>>>>>

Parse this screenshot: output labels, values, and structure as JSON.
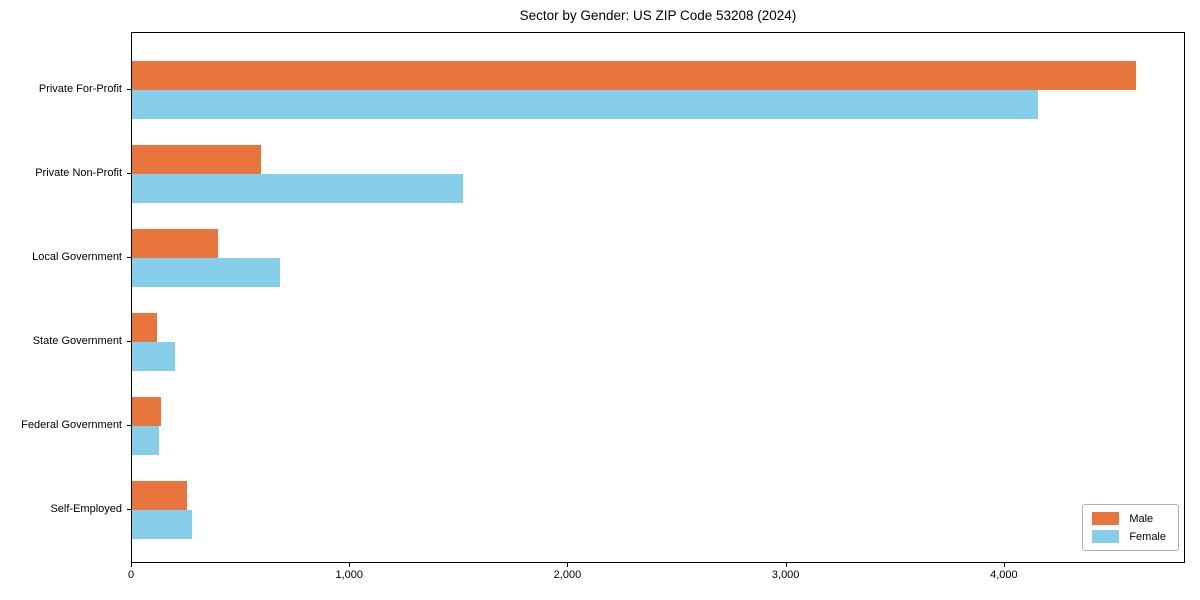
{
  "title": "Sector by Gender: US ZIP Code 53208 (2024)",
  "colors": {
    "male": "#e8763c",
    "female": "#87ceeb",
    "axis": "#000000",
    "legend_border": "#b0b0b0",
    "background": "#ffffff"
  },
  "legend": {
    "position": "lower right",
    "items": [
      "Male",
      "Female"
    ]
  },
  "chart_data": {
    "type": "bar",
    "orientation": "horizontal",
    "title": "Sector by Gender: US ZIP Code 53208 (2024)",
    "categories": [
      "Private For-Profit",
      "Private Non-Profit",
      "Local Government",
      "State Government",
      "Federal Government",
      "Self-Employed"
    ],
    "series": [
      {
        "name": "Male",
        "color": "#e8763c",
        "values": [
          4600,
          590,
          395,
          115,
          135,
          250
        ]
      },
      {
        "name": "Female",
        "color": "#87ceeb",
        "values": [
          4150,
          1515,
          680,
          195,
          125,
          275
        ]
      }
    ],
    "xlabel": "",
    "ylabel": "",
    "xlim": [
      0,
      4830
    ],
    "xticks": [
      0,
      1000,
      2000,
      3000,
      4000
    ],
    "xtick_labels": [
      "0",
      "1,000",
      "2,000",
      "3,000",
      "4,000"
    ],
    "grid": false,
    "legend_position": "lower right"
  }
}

<<<<<

[What you are asked to do]
Quote the full listing above word for word; exclude every picture from the copy.

[Reply]
Parse this screenshot: output labels, values, and structure as JSON.
{
  "title": "Sector by Gender: US ZIP Code 53208 (2024)",
  "colors": {
    "male": "#e8763c",
    "female": "#87ceeb",
    "axis": "#000000",
    "legend_border": "#b0b0b0",
    "background": "#ffffff"
  },
  "legend": {
    "position": "lower right",
    "items": [
      "Male",
      "Female"
    ]
  },
  "chart_data": {
    "type": "bar",
    "orientation": "horizontal",
    "title": "Sector by Gender: US ZIP Code 53208 (2024)",
    "categories": [
      "Private For-Profit",
      "Private Non-Profit",
      "Local Government",
      "State Government",
      "Federal Government",
      "Self-Employed"
    ],
    "series": [
      {
        "name": "Male",
        "color": "#e8763c",
        "values": [
          4600,
          590,
          395,
          115,
          135,
          250
        ]
      },
      {
        "name": "Female",
        "color": "#87ceeb",
        "values": [
          4150,
          1515,
          680,
          195,
          125,
          275
        ]
      }
    ],
    "xlabel": "",
    "ylabel": "",
    "xlim": [
      0,
      4830
    ],
    "xticks": [
      0,
      1000,
      2000,
      3000,
      4000
    ],
    "xtick_labels": [
      "0",
      "1,000",
      "2,000",
      "3,000",
      "4,000"
    ],
    "grid": false,
    "legend_position": "lower right"
  }
}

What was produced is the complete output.